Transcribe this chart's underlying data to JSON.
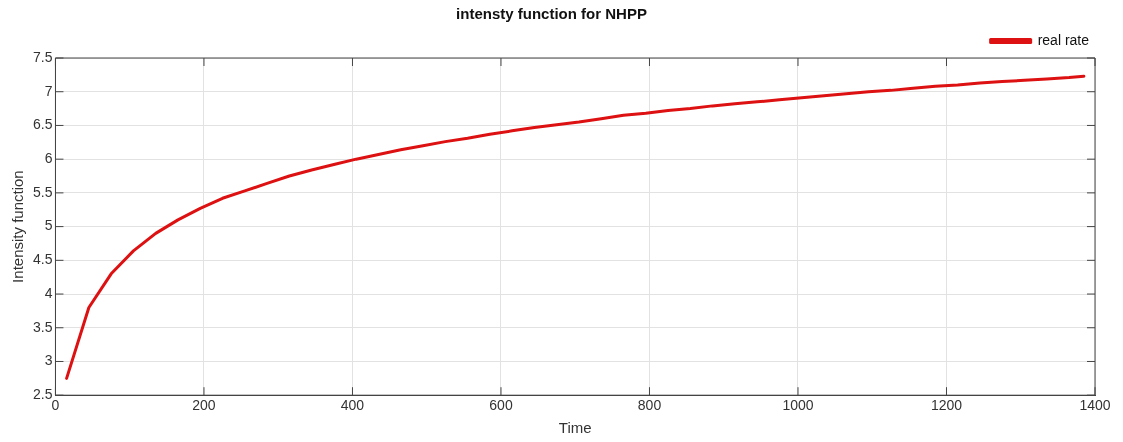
{
  "chart_data": {
    "type": "line",
    "title": "intensty function for NHPP",
    "xlabel": "Time",
    "ylabel": "Intensity function",
    "xlim": [
      0,
      1400
    ],
    "xticks": [
      0,
      200,
      400,
      600,
      800,
      1000,
      1200,
      1400
    ],
    "ylim": [
      2.5,
      7.5
    ],
    "yticks": [
      2.5,
      3,
      3.5,
      4,
      4.5,
      5,
      5.5,
      6,
      6.5,
      7,
      7.5
    ],
    "grid": true,
    "legend": "top right",
    "marker": "none",
    "line_style": "solid",
    "series": [
      {
        "name": "real rate",
        "color": "#dd1111",
        "x": [
          15,
          45,
          75,
          105,
          135,
          165,
          195,
          225,
          255,
          285,
          315,
          345,
          375,
          405,
          435,
          465,
          495,
          525,
          555,
          585,
          615,
          645,
          675,
          705,
          735,
          765,
          795,
          825,
          855,
          885,
          915,
          945,
          975,
          1005,
          1035,
          1065,
          1095,
          1125,
          1155,
          1185,
          1215,
          1245,
          1275,
          1305,
          1335,
          1365,
          1385
        ],
        "values": [
          2.75,
          3.8,
          4.3,
          4.64,
          4.9,
          5.1,
          5.27,
          5.42,
          5.53,
          5.64,
          5.75,
          5.84,
          5.92,
          6.0,
          6.07,
          6.14,
          6.2,
          6.26,
          6.31,
          6.37,
          6.42,
          6.47,
          6.51,
          6.55,
          6.6,
          6.65,
          6.68,
          6.72,
          6.75,
          6.79,
          6.82,
          6.85,
          6.88,
          6.91,
          6.94,
          6.97,
          7.0,
          7.02,
          7.05,
          7.08,
          7.1,
          7.13,
          7.15,
          7.17,
          7.19,
          7.21,
          7.23
        ]
      }
    ]
  }
}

[EXERCISE GOAL] Copy all lines from the data that hold the word "function".

[THE ANSWER]
    "title": "intensty function for NHPP",
    "ylabel": "Intensity function",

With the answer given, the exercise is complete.